→ **DIRECTIONS**:
Transcribe the data that follows precisely, omitting nothing.

=== INFORMATION PROVIDED ===

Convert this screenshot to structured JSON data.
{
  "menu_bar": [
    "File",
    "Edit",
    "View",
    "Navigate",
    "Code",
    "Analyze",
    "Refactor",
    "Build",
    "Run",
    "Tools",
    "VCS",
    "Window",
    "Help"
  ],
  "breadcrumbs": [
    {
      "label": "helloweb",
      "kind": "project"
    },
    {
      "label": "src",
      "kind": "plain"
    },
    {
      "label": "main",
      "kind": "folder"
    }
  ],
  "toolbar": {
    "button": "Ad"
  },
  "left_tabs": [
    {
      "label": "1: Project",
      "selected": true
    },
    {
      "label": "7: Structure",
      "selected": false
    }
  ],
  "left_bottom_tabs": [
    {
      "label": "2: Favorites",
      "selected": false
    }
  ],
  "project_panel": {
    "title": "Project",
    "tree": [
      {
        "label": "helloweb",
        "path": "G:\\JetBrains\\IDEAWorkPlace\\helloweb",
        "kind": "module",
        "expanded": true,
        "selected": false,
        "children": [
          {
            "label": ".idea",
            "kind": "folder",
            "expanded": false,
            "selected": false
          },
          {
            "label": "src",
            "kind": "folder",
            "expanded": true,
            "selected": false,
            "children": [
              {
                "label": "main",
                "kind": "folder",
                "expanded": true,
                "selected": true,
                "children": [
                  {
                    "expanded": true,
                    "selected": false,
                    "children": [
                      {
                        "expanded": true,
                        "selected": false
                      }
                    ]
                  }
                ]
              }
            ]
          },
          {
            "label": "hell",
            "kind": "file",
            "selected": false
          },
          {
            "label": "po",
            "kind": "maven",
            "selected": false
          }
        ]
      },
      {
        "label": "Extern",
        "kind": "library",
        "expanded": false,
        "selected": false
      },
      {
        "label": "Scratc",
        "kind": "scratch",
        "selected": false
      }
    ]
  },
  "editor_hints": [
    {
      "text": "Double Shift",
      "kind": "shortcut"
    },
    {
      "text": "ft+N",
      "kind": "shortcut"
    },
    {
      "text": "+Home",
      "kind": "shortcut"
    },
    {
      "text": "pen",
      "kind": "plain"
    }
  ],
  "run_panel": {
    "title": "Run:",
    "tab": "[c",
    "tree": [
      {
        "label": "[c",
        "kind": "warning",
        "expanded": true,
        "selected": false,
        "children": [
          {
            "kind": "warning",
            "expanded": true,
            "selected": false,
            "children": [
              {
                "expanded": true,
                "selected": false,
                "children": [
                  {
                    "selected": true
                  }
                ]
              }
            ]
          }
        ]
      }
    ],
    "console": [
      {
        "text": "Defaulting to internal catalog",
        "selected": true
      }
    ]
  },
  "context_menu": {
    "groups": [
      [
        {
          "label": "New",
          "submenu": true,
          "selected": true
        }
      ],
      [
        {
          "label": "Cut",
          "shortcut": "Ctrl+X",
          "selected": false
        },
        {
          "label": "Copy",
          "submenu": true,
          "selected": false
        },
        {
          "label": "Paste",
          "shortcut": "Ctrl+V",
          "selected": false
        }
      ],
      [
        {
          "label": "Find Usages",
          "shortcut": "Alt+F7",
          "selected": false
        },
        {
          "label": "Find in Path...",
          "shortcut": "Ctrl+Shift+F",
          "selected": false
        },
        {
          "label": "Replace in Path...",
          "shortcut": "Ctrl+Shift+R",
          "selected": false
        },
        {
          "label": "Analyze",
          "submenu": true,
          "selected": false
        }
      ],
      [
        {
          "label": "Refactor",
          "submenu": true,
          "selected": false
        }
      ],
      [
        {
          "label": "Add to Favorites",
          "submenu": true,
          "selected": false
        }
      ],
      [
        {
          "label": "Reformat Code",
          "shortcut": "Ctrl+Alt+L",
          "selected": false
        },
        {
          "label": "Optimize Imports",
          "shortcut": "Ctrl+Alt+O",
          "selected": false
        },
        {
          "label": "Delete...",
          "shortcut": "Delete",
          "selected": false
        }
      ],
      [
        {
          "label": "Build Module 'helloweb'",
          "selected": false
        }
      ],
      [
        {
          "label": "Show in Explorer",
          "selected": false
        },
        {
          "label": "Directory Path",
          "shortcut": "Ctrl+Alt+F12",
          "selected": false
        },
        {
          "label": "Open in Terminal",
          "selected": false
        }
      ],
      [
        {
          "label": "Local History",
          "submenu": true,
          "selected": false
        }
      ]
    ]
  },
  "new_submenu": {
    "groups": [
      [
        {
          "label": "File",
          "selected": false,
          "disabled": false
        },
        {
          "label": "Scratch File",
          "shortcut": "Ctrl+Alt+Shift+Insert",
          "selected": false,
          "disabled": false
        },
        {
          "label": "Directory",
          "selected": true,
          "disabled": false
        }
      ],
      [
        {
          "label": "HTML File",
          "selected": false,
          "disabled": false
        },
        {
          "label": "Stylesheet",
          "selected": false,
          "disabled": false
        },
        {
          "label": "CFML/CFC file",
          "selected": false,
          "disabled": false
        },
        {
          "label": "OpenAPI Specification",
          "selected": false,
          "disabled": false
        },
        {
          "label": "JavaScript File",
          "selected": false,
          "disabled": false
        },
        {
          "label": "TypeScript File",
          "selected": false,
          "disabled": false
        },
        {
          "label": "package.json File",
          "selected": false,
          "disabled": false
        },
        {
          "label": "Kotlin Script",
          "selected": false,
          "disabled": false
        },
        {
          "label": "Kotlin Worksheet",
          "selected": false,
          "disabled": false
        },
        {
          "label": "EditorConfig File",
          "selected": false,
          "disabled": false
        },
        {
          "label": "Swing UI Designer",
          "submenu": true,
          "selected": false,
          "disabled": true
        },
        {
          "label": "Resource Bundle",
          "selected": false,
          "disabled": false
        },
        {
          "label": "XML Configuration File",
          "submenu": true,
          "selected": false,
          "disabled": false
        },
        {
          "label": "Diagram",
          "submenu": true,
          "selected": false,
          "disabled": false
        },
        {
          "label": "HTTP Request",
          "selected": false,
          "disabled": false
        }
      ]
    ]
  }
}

===

→ **EXPECTED ANSWER**:
Convert this screenshot to structured JSON data.
{
  "menu_bar": [
    "File",
    "Edit",
    "View",
    "Navigate",
    "Code",
    "Analyze",
    "Refactor",
    "Build",
    "Run",
    "Tools",
    "VCS",
    "Window",
    "Help"
  ],
  "breadcrumbs": [
    {
      "label": "helloweb",
      "kind": "project"
    },
    {
      "label": "src",
      "kind": "plain"
    },
    {
      "label": "main",
      "kind": "folder"
    }
  ],
  "toolbar": {
    "button": "Ad"
  },
  "left_tabs": [
    {
      "label": "1: Project",
      "selected": true
    },
    {
      "label": "7: Structure",
      "selected": false
    }
  ],
  "left_bottom_tabs": [
    {
      "label": "2: Favorites",
      "selected": false
    }
  ],
  "project_panel": {
    "title": "Project",
    "tree": [
      {
        "label": "helloweb",
        "path": "G:\\JetBrains\\IDEAWorkPlace\\helloweb",
        "kind": "module",
        "expanded": true,
        "selected": false,
        "children": [
          {
            "label": ".idea",
            "kind": "folder",
            "expanded": false,
            "selected": false
          },
          {
            "label": "src",
            "kind": "folder",
            "expanded": true,
            "selected": false,
            "children": [
              {
                "label": "main",
                "kind": "folder",
                "expanded": true,
                "selected": true,
                "children": [
                  {
                    "expanded": true,
                    "selected": false,
                    "children": [
                      {
                        "expanded": true,
                        "selected": false
                      }
                    ]
                  }
                ]
              }
            ]
          },
          {
            "label": "hell",
            "kind": "file",
            "selected": false
          },
          {
            "label": "po",
            "kind": "maven",
            "selected": false
          }
        ]
      },
      {
        "label": "Extern",
        "kind": "library",
        "expanded": false,
        "selected": false
      },
      {
        "label": "Scratc",
        "kind": "scratch",
        "selected": false
      }
    ]
  },
  "editor_hints": [
    {
      "text": "Double Shift",
      "kind": "shortcut"
    },
    {
      "text": "ft+N",
      "kind": "shortcut"
    },
    {
      "text": "+Home",
      "kind": "shortcut"
    },
    {
      "text": "pen",
      "kind": "plain"
    }
  ],
  "run_panel": {
    "title": "Run:",
    "tab": "[c",
    "tree": [
      {
        "label": "[c",
        "kind": "warning",
        "expanded": true,
        "selected": false,
        "children": [
          {
            "kind": "warning",
            "expanded": true,
            "selected": false,
            "children": [
              {
                "expanded": true,
                "selected": false,
                "children": [
                  {
                    "selected": true
                  }
                ]
              }
            ]
          }
        ]
      }
    ],
    "console": [
      {
        "text": "Defaulting to internal catalog",
        "selected": true
      }
    ]
  },
  "context_menu": {
    "groups": [
      [
        {
          "label": "New",
          "submenu": true,
          "selected": true
        }
      ],
      [
        {
          "label": "Cut",
          "shortcut": "Ctrl+X",
          "selected": false
        },
        {
          "label": "Copy",
          "submenu": true,
          "selected": false
        },
        {
          "label": "Paste",
          "shortcut": "Ctrl+V",
          "selected": false
        }
      ],
      [
        {
          "label": "Find Usages",
          "shortcut": "Alt+F7",
          "selected": false
        },
        {
          "label": "Find in Path...",
          "shortcut": "Ctrl+Shift+F",
          "selected": false
        },
        {
          "label": "Replace in Path...",
          "shortcut": "Ctrl+Shift+R",
          "selected": false
        },
        {
          "label": "Analyze",
          "submenu": true,
          "selected": false
        }
      ],
      [
        {
          "label": "Refactor",
          "submenu": true,
          "selected": false
        }
      ],
      [
        {
          "label": "Add to Favorites",
          "submenu": true,
          "selected": false
        }
      ],
      [
        {
          "label": "Reformat Code",
          "shortcut": "Ctrl+Alt+L",
          "selected": false
        },
        {
          "label": "Optimize Imports",
          "shortcut": "Ctrl+Alt+O",
          "selected": false
        },
        {
          "label": "Delete...",
          "shortcut": "Delete",
          "selected": false
        }
      ],
      [
        {
          "label": "Build Module 'helloweb'",
          "selected": false
        }
      ],
      [
        {
          "label": "Show in Explorer",
          "selected": false
        },
        {
          "label": "Directory Path",
          "shortcut": "Ctrl+Alt+F12",
          "selected": false
        },
        {
          "label": "Open in Terminal",
          "selected": false
        }
      ],
      [
        {
          "label": "Local History",
          "submenu": true,
          "selected": false
        }
      ]
    ]
  },
  "new_submenu": {
    "groups": [
      [
        {
          "label": "File",
          "selected": false,
          "disabled": false
        },
        {
          "label": "Scratch File",
          "shortcut": "Ctrl+Alt+Shift+Insert",
          "selected": false,
          "disabled": false
        },
        {
          "label": "Directory",
          "selected": true,
          "disabled": false
        }
      ],
      [
        {
          "label": "HTML File",
          "selected": false,
          "disabled": false
        },
        {
          "label": "Stylesheet",
          "selected": false,
          "disabled": false
        },
        {
          "label": "CFML/CFC file",
          "selected": false,
          "disabled": false
        },
        {
          "label": "OpenAPI Specification",
          "selected": false,
          "disabled": false
        },
        {
          "label": "JavaScript File",
          "selected": false,
          "disabled": false
        },
        {
          "label": "TypeScript File",
          "selected": false,
          "disabled": false
        },
        {
          "label": "package.json File",
          "selected": false,
          "disabled": false
        },
        {
          "label": "Kotlin Script",
          "selected": false,
          "disabled": false
        },
        {
          "label": "Kotlin Worksheet",
          "selected": false,
          "disabled": false
        },
        {
          "label": "EditorConfig File",
          "selected": false,
          "disabled": false
        },
        {
          "label": "Swing UI Designer",
          "submenu": true,
          "selected": false,
          "disabled": true
        },
        {
          "label": "Resource Bundle",
          "selected": false,
          "disabled": false
        },
        {
          "label": "XML Configuration File",
          "submenu": true,
          "selected": false,
          "disabled": false
        },
        {
          "label": "Diagram",
          "submenu": true,
          "selected": false,
          "disabled": false
        },
        {
          "label": "HTTP Request",
          "selected": false,
          "disabled": false
        }
      ]
    ]
  }
}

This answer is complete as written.